◆ Task description: Only the lines from the one with "Extract the structured" through the final line should be given again, exactly as they appear, minus the pictures.

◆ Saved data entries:
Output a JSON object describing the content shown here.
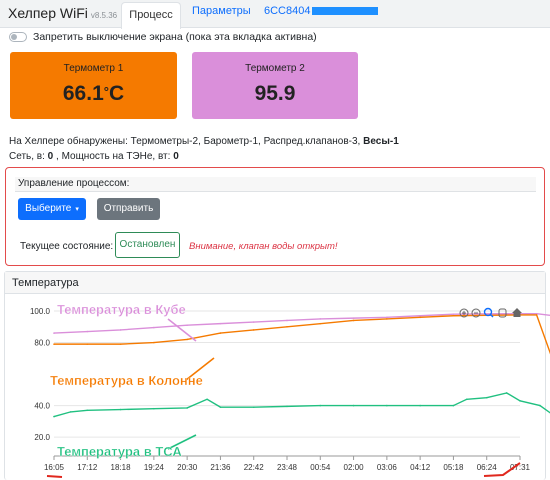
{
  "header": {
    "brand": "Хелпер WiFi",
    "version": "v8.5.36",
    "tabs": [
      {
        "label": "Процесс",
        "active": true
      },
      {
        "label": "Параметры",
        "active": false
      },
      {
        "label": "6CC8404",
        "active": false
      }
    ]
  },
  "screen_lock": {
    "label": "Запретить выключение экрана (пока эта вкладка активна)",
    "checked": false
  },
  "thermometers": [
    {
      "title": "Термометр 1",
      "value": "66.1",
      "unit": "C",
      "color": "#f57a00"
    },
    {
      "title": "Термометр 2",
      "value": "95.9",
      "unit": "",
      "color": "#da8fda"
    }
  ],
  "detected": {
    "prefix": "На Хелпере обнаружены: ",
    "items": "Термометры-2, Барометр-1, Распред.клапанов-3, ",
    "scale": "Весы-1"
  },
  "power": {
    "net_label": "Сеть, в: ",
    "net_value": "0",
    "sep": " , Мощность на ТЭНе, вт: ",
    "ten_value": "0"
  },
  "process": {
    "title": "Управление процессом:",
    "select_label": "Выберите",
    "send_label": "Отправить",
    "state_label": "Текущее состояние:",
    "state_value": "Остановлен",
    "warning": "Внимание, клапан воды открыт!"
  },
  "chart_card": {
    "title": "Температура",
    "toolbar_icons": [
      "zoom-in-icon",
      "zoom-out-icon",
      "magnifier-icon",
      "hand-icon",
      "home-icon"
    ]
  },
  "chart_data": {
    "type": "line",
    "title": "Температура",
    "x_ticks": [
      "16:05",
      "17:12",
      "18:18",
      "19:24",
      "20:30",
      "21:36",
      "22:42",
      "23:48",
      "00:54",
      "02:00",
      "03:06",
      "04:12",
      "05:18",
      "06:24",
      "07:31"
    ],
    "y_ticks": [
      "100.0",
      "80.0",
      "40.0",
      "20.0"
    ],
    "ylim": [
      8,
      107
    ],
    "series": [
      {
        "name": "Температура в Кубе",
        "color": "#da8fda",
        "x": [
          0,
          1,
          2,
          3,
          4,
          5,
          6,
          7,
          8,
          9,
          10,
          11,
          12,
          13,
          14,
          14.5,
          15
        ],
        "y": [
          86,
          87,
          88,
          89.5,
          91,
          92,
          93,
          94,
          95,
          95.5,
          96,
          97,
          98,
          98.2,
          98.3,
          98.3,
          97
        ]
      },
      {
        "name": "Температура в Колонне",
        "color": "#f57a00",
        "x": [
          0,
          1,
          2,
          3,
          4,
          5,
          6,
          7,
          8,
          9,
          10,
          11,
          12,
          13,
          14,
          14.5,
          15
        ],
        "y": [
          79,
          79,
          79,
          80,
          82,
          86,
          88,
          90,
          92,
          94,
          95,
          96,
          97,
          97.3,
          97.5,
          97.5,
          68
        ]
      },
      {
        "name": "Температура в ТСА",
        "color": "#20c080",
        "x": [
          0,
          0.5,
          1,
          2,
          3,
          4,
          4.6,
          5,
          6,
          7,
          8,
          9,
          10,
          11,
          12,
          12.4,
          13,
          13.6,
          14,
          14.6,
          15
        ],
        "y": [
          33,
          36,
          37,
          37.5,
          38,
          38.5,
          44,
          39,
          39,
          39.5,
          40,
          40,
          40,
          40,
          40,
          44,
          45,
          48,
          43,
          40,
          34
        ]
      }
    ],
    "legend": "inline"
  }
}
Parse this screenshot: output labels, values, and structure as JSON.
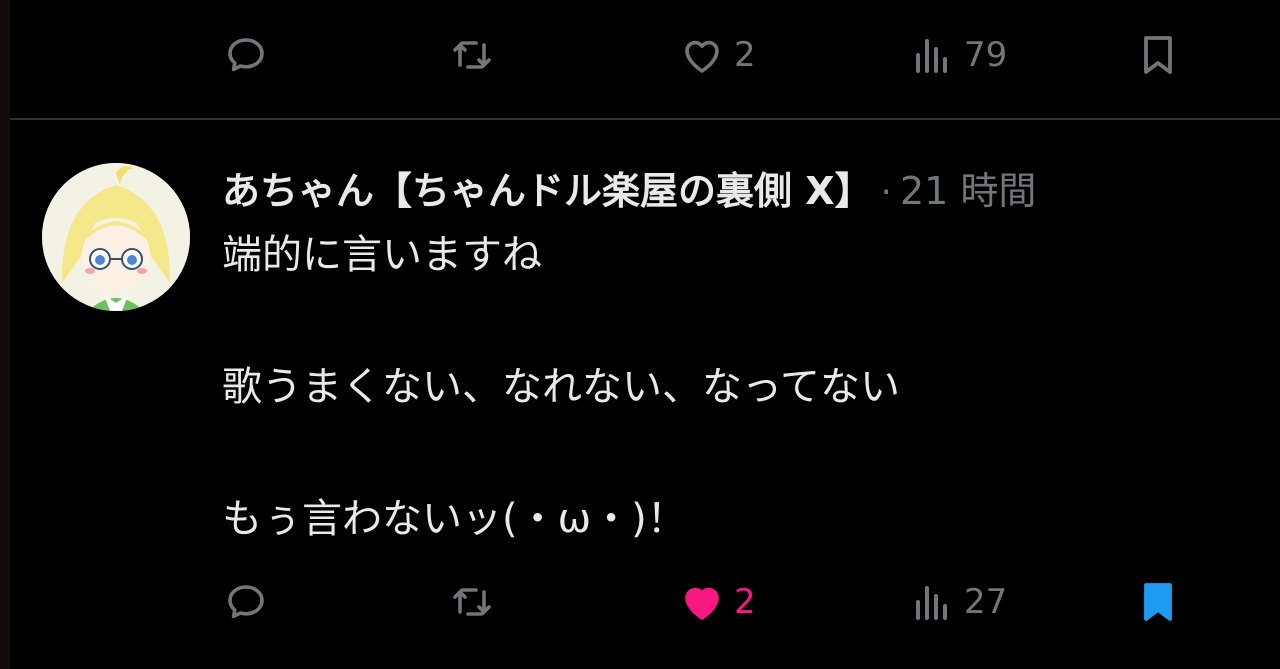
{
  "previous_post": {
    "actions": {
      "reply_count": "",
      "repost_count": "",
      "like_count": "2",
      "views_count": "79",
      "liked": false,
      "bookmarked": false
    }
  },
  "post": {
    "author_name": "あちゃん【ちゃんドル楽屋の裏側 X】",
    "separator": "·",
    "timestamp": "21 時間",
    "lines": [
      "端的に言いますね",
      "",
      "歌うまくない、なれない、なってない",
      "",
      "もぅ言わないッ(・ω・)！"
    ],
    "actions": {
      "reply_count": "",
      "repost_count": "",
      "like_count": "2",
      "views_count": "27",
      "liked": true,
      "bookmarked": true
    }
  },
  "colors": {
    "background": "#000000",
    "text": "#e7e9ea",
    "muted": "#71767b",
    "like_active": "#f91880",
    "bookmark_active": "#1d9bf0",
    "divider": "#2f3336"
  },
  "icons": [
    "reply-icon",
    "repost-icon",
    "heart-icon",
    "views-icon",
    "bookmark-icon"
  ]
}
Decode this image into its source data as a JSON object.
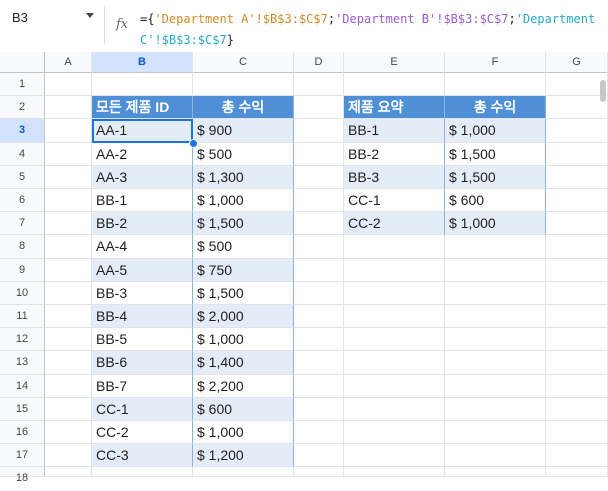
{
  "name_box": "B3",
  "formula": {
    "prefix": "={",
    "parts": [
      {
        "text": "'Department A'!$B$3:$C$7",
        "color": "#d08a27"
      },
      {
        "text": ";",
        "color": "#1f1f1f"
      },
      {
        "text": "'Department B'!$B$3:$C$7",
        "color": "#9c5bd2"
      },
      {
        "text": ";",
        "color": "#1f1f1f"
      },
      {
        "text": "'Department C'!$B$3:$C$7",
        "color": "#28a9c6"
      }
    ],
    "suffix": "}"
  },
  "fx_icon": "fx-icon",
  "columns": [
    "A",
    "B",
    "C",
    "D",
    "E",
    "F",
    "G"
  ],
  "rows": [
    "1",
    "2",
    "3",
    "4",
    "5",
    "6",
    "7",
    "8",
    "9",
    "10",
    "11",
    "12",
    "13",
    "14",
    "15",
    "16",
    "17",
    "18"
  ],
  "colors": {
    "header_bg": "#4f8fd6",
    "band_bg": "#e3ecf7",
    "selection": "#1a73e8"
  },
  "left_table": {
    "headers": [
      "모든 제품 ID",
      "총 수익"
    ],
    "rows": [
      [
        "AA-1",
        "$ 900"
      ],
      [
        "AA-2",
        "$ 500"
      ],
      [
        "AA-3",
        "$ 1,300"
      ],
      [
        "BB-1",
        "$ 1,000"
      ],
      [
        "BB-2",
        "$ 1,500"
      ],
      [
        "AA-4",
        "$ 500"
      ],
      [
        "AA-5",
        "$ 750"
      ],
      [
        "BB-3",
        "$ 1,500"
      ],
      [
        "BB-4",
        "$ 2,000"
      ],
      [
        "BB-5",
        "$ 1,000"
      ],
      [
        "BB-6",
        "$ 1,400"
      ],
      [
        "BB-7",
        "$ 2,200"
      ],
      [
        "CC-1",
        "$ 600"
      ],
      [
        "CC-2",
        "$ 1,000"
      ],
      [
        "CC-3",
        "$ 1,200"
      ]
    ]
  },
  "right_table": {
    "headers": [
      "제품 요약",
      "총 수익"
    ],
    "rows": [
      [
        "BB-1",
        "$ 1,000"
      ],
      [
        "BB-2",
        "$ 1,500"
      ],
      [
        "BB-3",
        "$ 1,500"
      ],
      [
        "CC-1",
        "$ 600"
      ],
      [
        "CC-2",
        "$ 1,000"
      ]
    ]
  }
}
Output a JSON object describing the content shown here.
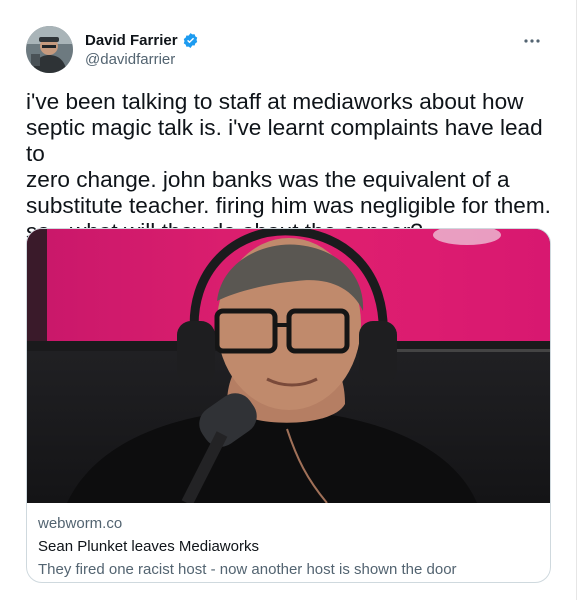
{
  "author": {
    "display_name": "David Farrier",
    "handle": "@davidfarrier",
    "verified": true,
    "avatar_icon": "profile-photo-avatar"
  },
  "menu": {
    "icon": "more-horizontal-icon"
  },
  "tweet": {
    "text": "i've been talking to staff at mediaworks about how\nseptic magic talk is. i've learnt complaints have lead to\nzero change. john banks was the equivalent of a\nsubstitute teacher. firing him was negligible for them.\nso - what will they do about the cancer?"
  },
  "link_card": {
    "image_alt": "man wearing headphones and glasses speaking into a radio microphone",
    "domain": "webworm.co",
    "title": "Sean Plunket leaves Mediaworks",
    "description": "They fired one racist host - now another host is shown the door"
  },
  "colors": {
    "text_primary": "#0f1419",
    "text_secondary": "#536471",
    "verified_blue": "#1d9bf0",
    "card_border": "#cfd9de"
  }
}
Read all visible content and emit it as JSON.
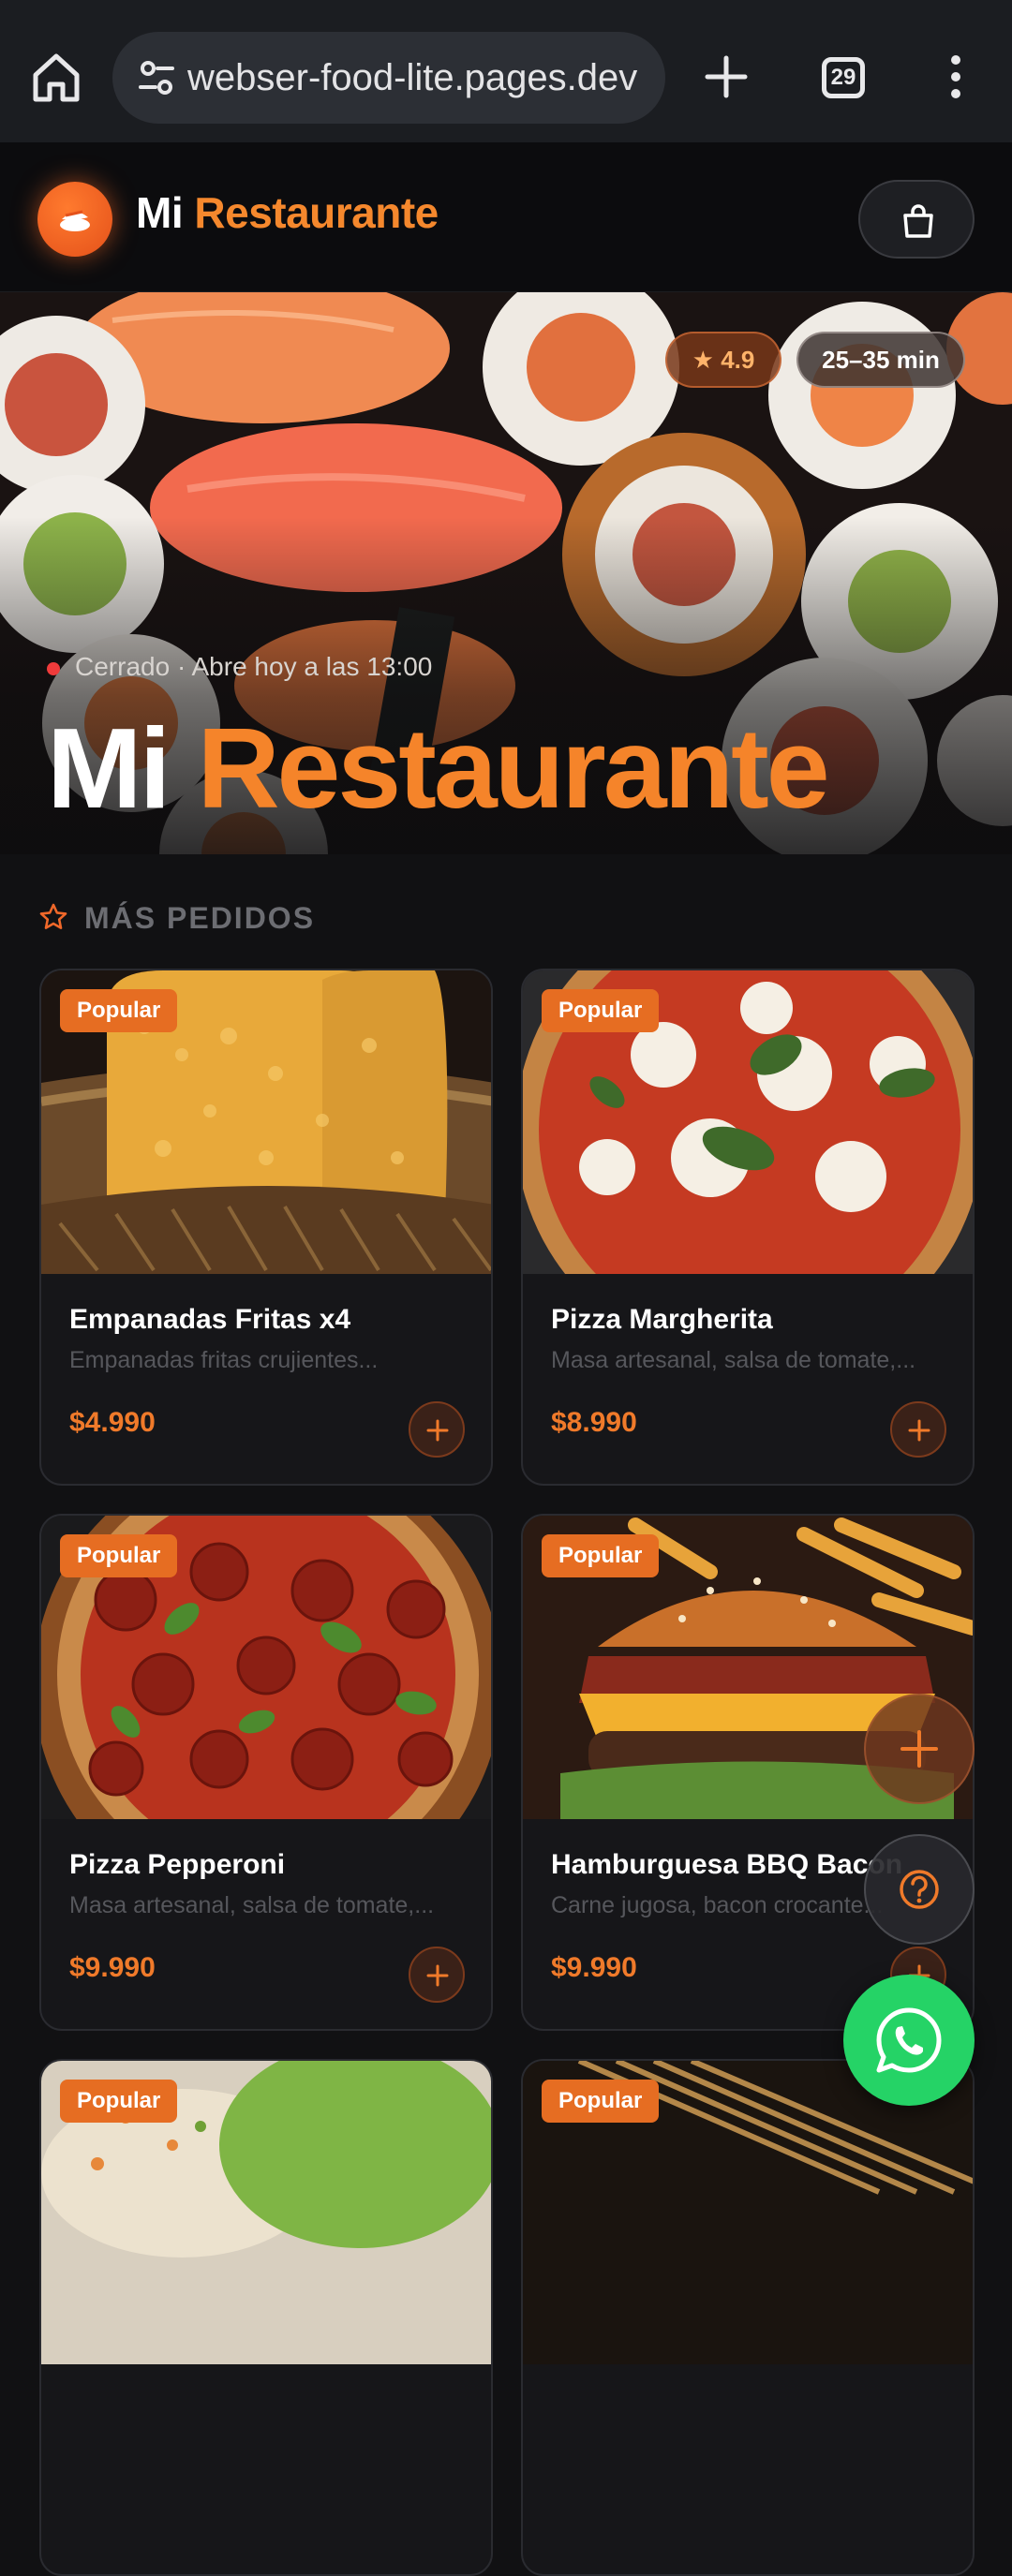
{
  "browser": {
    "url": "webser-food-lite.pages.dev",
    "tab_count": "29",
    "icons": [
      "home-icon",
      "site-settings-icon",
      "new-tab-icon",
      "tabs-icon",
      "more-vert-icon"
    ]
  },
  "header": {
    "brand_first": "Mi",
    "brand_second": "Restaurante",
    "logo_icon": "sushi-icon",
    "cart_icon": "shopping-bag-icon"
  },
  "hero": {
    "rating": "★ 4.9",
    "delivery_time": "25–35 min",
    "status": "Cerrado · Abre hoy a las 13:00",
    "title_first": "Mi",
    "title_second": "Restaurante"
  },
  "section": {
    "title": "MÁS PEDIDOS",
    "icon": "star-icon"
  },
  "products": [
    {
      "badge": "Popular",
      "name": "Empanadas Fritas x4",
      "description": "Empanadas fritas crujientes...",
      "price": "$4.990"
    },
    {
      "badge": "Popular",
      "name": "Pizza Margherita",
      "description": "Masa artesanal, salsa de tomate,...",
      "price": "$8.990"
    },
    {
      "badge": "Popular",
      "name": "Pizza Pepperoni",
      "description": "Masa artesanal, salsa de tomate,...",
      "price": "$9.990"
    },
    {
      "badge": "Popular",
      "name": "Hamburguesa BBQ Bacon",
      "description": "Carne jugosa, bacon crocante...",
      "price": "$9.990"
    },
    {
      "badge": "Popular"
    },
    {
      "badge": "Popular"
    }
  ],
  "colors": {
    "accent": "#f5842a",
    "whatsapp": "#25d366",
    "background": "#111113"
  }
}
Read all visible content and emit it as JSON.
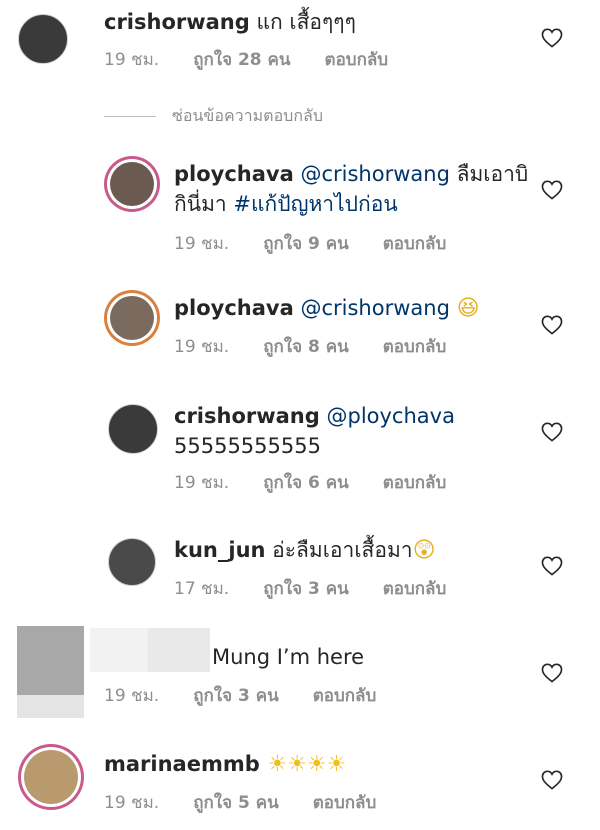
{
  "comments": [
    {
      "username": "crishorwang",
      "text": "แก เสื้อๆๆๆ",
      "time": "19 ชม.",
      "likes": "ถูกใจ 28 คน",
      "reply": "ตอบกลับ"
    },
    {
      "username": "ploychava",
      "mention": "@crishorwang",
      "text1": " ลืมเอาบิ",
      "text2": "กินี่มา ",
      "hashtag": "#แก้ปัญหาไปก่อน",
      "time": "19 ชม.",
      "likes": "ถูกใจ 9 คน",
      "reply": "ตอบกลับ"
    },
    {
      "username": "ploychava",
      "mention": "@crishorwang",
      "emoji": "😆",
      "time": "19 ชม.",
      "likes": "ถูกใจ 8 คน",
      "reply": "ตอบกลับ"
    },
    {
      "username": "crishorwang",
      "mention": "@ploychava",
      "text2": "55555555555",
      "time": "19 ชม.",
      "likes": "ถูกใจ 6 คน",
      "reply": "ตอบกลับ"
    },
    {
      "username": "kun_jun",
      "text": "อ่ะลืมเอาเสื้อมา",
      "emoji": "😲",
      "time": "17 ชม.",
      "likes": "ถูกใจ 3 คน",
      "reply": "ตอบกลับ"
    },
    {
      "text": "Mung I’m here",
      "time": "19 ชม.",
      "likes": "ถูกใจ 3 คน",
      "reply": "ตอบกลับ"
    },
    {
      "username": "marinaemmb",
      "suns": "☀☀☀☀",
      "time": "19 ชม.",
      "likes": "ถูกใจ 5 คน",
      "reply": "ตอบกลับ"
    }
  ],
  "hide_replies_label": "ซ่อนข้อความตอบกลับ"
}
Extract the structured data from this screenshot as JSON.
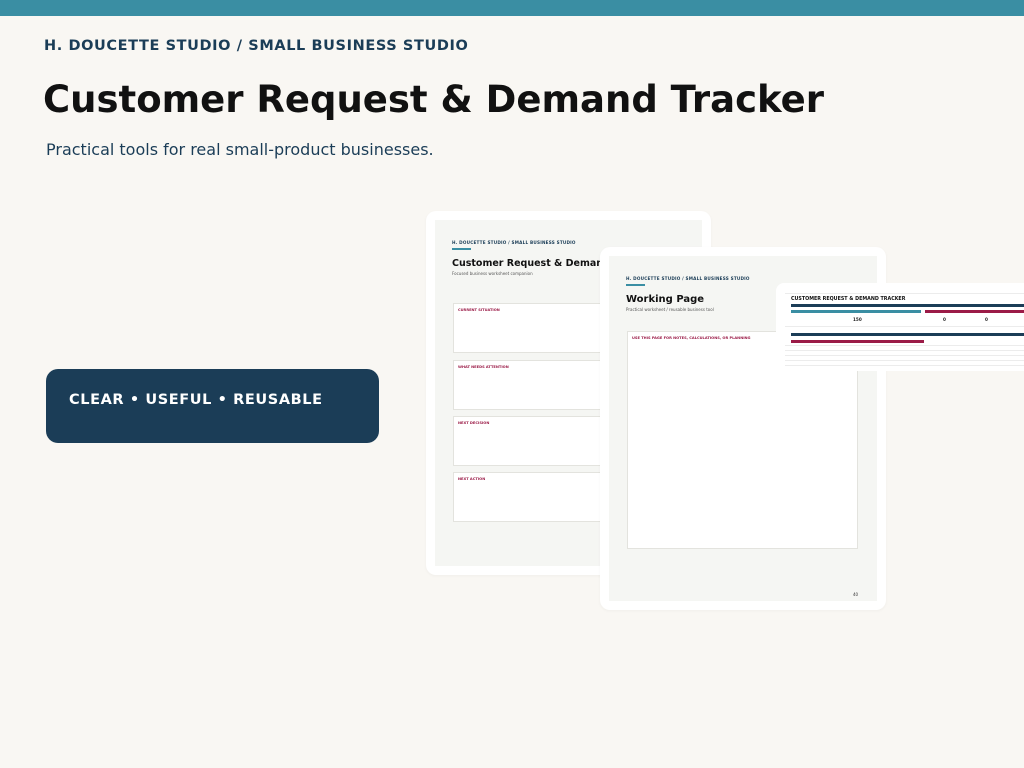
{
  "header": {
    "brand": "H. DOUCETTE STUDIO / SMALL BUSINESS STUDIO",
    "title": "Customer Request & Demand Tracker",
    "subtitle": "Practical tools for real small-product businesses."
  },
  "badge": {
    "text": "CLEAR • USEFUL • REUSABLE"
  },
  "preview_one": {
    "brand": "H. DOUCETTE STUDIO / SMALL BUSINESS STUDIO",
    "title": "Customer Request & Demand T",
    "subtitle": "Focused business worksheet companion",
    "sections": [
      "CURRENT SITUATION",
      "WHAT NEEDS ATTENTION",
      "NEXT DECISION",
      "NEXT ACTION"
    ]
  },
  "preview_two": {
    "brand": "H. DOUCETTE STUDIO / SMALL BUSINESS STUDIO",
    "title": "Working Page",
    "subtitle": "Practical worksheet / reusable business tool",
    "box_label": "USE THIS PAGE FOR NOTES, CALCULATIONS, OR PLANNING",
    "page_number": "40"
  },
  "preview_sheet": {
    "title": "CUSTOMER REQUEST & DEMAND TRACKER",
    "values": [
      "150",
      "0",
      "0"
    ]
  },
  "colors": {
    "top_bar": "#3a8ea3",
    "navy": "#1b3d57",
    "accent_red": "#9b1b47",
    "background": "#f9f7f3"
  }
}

◆ Full response:
Extract the structured data from this screenshot as JSON.
{
  "header": {
    "brand": "H. DOUCETTE STUDIO / SMALL BUSINESS STUDIO",
    "title": "Customer Request & Demand Tracker",
    "subtitle": "Practical tools for real small-product businesses."
  },
  "badge": {
    "text": "CLEAR • USEFUL • REUSABLE"
  },
  "preview_one": {
    "brand": "H. DOUCETTE STUDIO / SMALL BUSINESS STUDIO",
    "title": "Customer Request & Demand T",
    "subtitle": "Focused business worksheet companion",
    "sections": [
      "CURRENT SITUATION",
      "WHAT NEEDS ATTENTION",
      "NEXT DECISION",
      "NEXT ACTION"
    ]
  },
  "preview_two": {
    "brand": "H. DOUCETTE STUDIO / SMALL BUSINESS STUDIO",
    "title": "Working Page",
    "subtitle": "Practical worksheet / reusable business tool",
    "box_label": "USE THIS PAGE FOR NOTES, CALCULATIONS, OR PLANNING",
    "page_number": "40"
  },
  "preview_sheet": {
    "title": "CUSTOMER REQUEST & DEMAND TRACKER",
    "values": [
      "150",
      "0",
      "0"
    ]
  },
  "colors": {
    "top_bar": "#3a8ea3",
    "navy": "#1b3d57",
    "accent_red": "#9b1b47",
    "background": "#f9f7f3"
  }
}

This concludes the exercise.